[begin Given records]

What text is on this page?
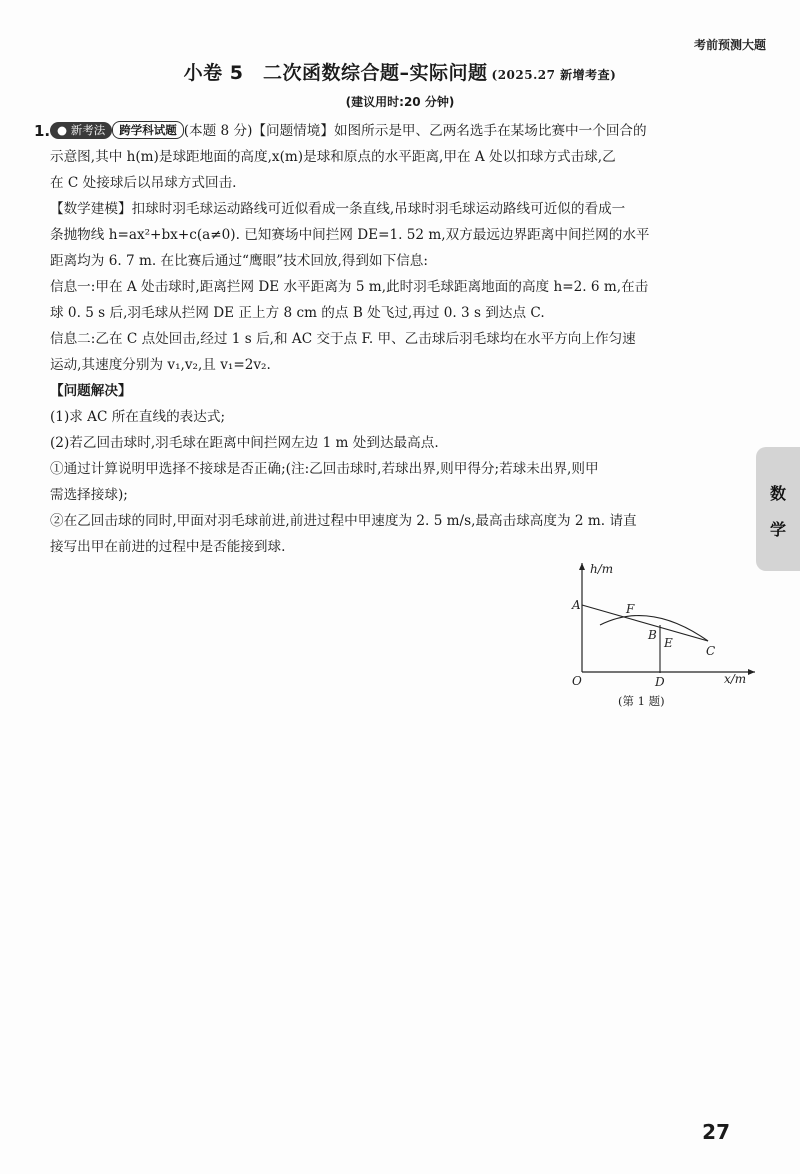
考前预测大题
小卷 5　二次函数综合题–实际问题 (2025.27 新增考查)
(建议用时:20 分钟)
1. ● 新考法 跨学科试题 (本题 8 分)【问题情境】如图所示是甲、乙两名选手在某场比赛中一个回合的
示意图,其中 h(m)是球距地面的高度,x(m)是球和原点的水平距离,甲在 A 处以扣球方式击球,乙
在 C 处接球后以吊球方式回击.
【数学建模】扣球时羽毛球运动路线可近似看成一条直线,吊球时羽毛球运动路线可近似的看成一
条抛物线 h=ax²+bx+c(a≠0). 已知赛场中间拦网 DE=1. 52 m,双方最远边界距离中间拦网的水平
距离均为 6. 7 m. 在比赛后通过“鹰眼”技术回放,得到如下信息:
信息一:甲在 A 处击球时,距离拦网 DE 水平距离为 5 m,此时羽毛球距离地面的高度 h=2. 6 m,在击
球 0. 5 s 后,羽毛球从拦网 DE 正上方 8 cm 的点 B 处飞过,再过 0. 3 s 到达点 C.
信息二:乙在 C 点处回击,经过 1 s 后,和 AC 交于点 F. 甲、乙击球后羽毛球均在水平方向上作匀速
运动,其速度分别为 v₁,v₂,且 v₁=2v₂.
【问题解决】
(1)求 AC 所在直线的表达式;
(2)若乙回击球时,羽毛球在距离中间拦网左边 1 m 处到达最高点.
①通过计算说明甲选择不接球是否正确;(注:乙回击球时,若球出界,则甲得分;若球未出界,则甲
需选择接球);
②在乙回击球的同时,甲面对羽毛球前进,前进过程中甲速度为 2. 5 m/s,最高击球高度为 2 m. 请直
接写出甲在前进的过程中是否能接到球.
h/m
x/m
O
A	F
B
E
C
D
(第 1 题)
数
学
27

[end Given records]

The problem: Leave every image out, and retype the material exactly.

Result below:
What text is on this page?
考前预测大题
小卷 5　二次函数综合题–实际问题 (2025.27 新增考查)
(建议用时:20 分钟)
1. ● 新考法 跨学科试题 (本题 8 分)【问题情境】如图所示是甲、乙两名选手在某场比赛中一个回合的
示意图,其中 h(m)是球距地面的高度,x(m)是球和原点的水平距离,甲在 A 处以扣球方式击球,乙
在 C 处接球后以吊球方式回击.
【数学建模】扣球时羽毛球运动路线可近似看成一条直线,吊球时羽毛球运动路线可近似的看成一
条抛物线 h=ax²+bx+c(a≠0). 已知赛场中间拦网 DE=1. 52 m,双方最远边界距离中间拦网的水平
距离均为 6. 7 m. 在比赛后通过“鹰眼”技术回放,得到如下信息:
信息一:甲在 A 处击球时,距离拦网 DE 水平距离为 5 m,此时羽毛球距离地面的高度 h=2. 6 m,在击
球 0. 5 s 后,羽毛球从拦网 DE 正上方 8 cm 的点 B 处飞过,再过 0. 3 s 到达点 C.
信息二:乙在 C 点处回击,经过 1 s 后,和 AC 交于点 F. 甲、乙击球后羽毛球均在水平方向上作匀速
运动,其速度分别为 v₁,v₂,且 v₁=2v₂.
【问题解决】
(1)求 AC 所在直线的表达式;
(2)若乙回击球时,羽毛球在距离中间拦网左边 1 m 处到达最高点.
①通过计算说明甲选择不接球是否正确;(注:乙回击球时,若球出界,则甲得分;若球未出界,则甲
需选择接球);
②在乙回击球的同时,甲面对羽毛球前进,前进过程中甲速度为 2. 5 m/s,最高击球高度为 2 m. 请直
接写出甲在前进的过程中是否能接到球.
h/m
x/m
O
A	F
B
E
C
D
(第 1 题)
数
学
27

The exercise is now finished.